[Stored records]
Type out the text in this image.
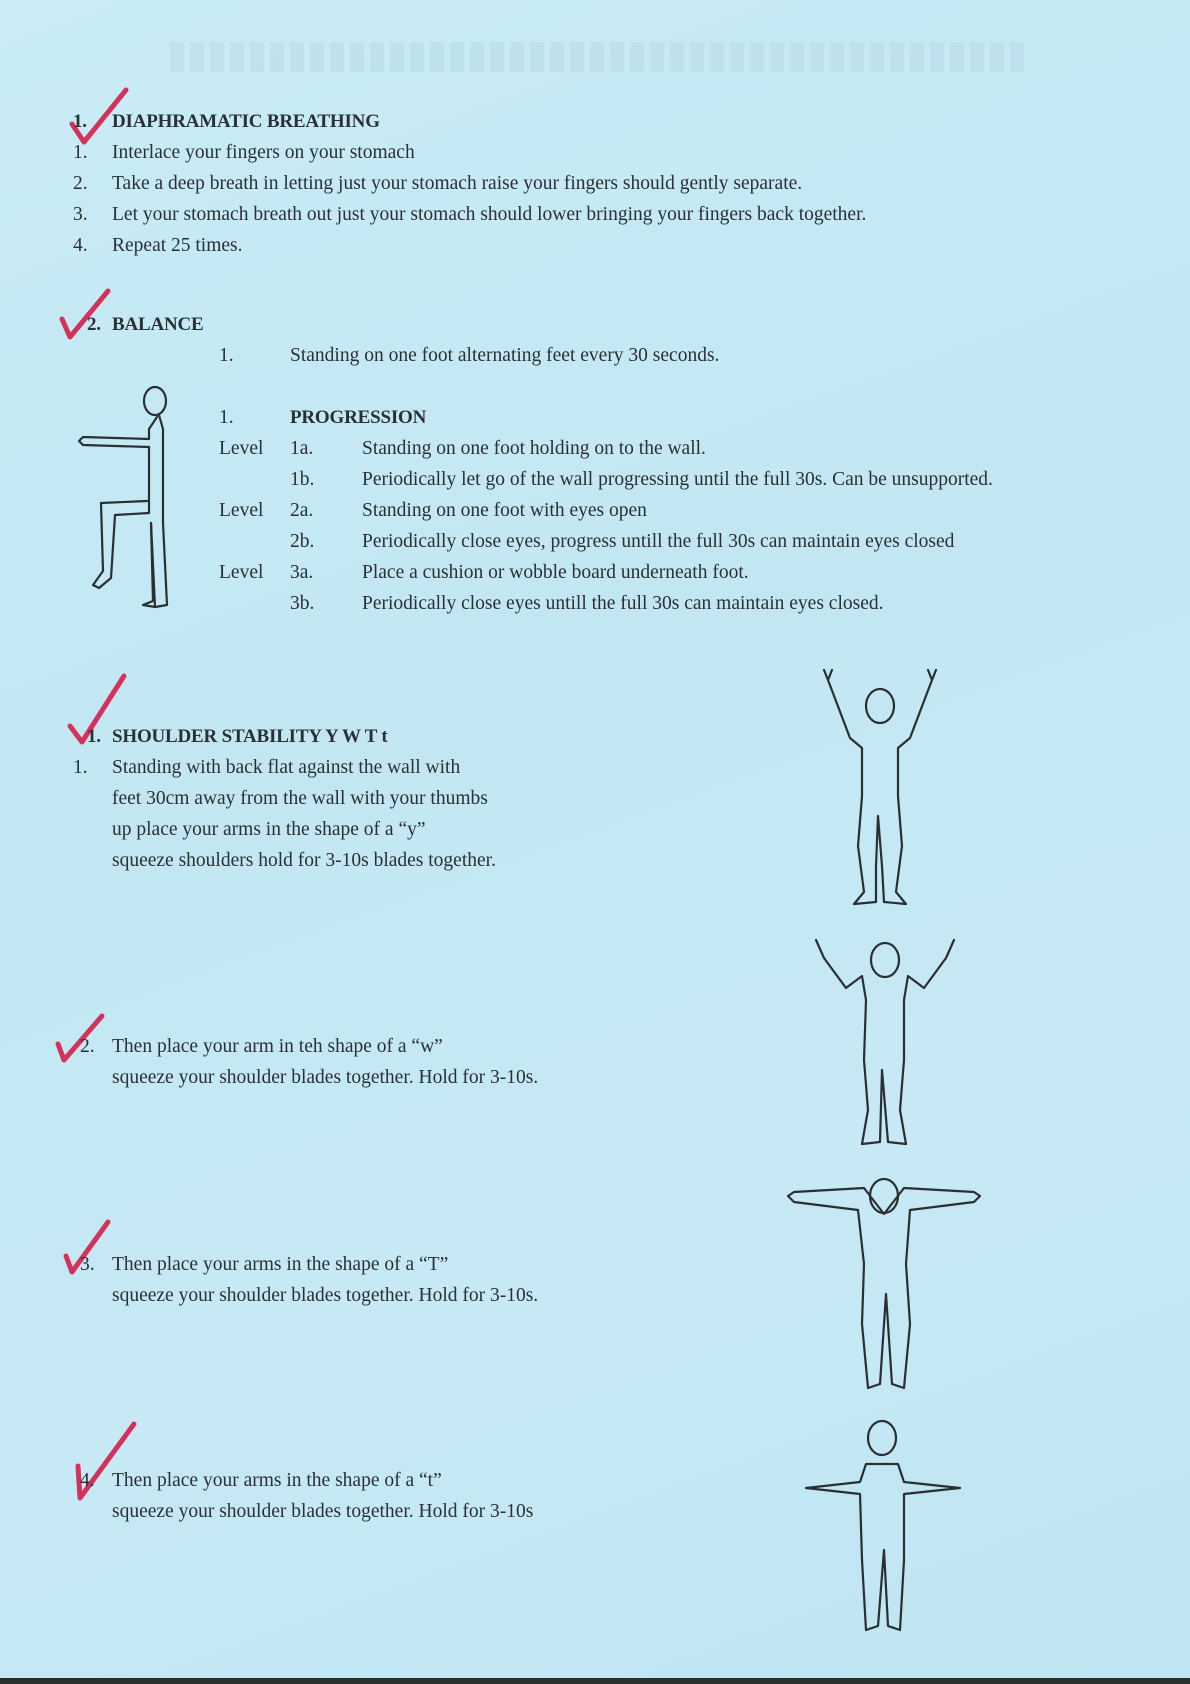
1. DIAPHRAMATIC BREATHING
1. Interlace your fingers on your stomach
2. Take a deep breath in letting just your stomach raise your fingers should gently separate.
3. Let your stomach breath out just your stomach should lower bringing your fingers back together.
4. Repeat 25 times.
2. BALANCE
1.	Standing on one foot alternating feet every 30 seconds.
1.	PROGRESSION
Level 1a. Standing on one foot holding on to the wall.
1b. Periodically let go of the wall progressing until the full 30s. Can be unsupported.
Level 2a. Standing on one foot with eyes open
2b. Periodically close eyes, progress untill the full 30s can maintain eyes closed
Level 3a. Place a cushion or wobble board underneath foot.
3b. Periodically close eyes untill the full 30s can maintain eyes closed.
1. SHOULDER STABILITY Y W T t
1. Standing with back flat against the wall with
feet 30cm away from the wall with your thumbs
up place your arms in the shape of a “y”
squeeze shoulders hold for 3-10s blades together.
2. Then place your arm in teh shape of a “w”
squeeze your shoulder blades together. Hold for 3-10s.
3. Then place your arms in the shape of a “T”
squeeze your shoulder blades together. Hold for 3-10s.
4. Then place your arms in the shape of a “t”
squeeze your shoulder blades together. Hold for 3-10s
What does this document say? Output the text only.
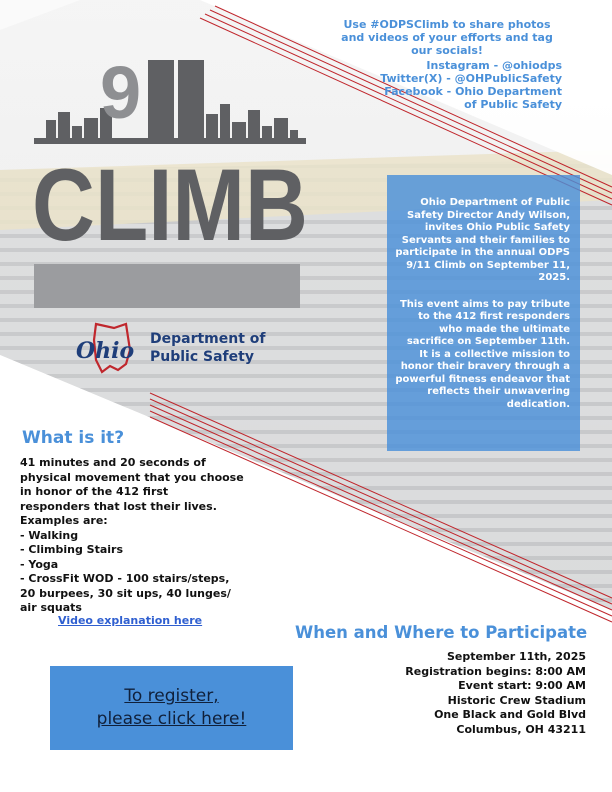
9
CLIMB
Use #ODPSClimb to share photos and videos of your efforts and tag our socials!
Instagram - @ohiodps
Twitter(X) - @OHPublicSafety
Facebook - Ohio Department
of Public Safety

Ohio Department of Public Safety Director Andy Wilson, invites Ohio Public Safety Servants and their families to participate in the annual ODPS 9/11 Climb on September 11, 2025.

This event aims to pay tribute to the 412 first responders who made the ultimate sacrifice on September 11th. It is a collective mission to honor their bravery through a powerful fitness endeavor that reflects their unwavering dedication.

Ohio Department of
Public Safety
What is it?
41 minutes and 20 seconds of
physical movement that you choose
in honor of the 412 first
responders that lost their lives.
Examples are:
- Walking
- Climbing Stairs
- Yoga
- CrossFit WOD - 100 stairs/steps,
20 burpees, 30 sit ups, 40 lunges/
air squats
Video explanation here
When and Where to Participate
September 11th, 2025
Registration begins: 8:00 AM
Event start: 9:00 AM
Historic Crew Stadium
One Black and Gold Blvd
Columbus, OH 43211
To register,
please click here!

(WRITTEN TASK)
Read the entries and show each line that mentions "first".

(COMPLETED EXERCISE)
This event aims to pay tribute to the 412 first responders who made the ultimate sacrifice on September 11th. It is a collective mission to honor their bravery through a powerful fitness endeavor that reflects their unwavering dedication.
in honor of the 412 first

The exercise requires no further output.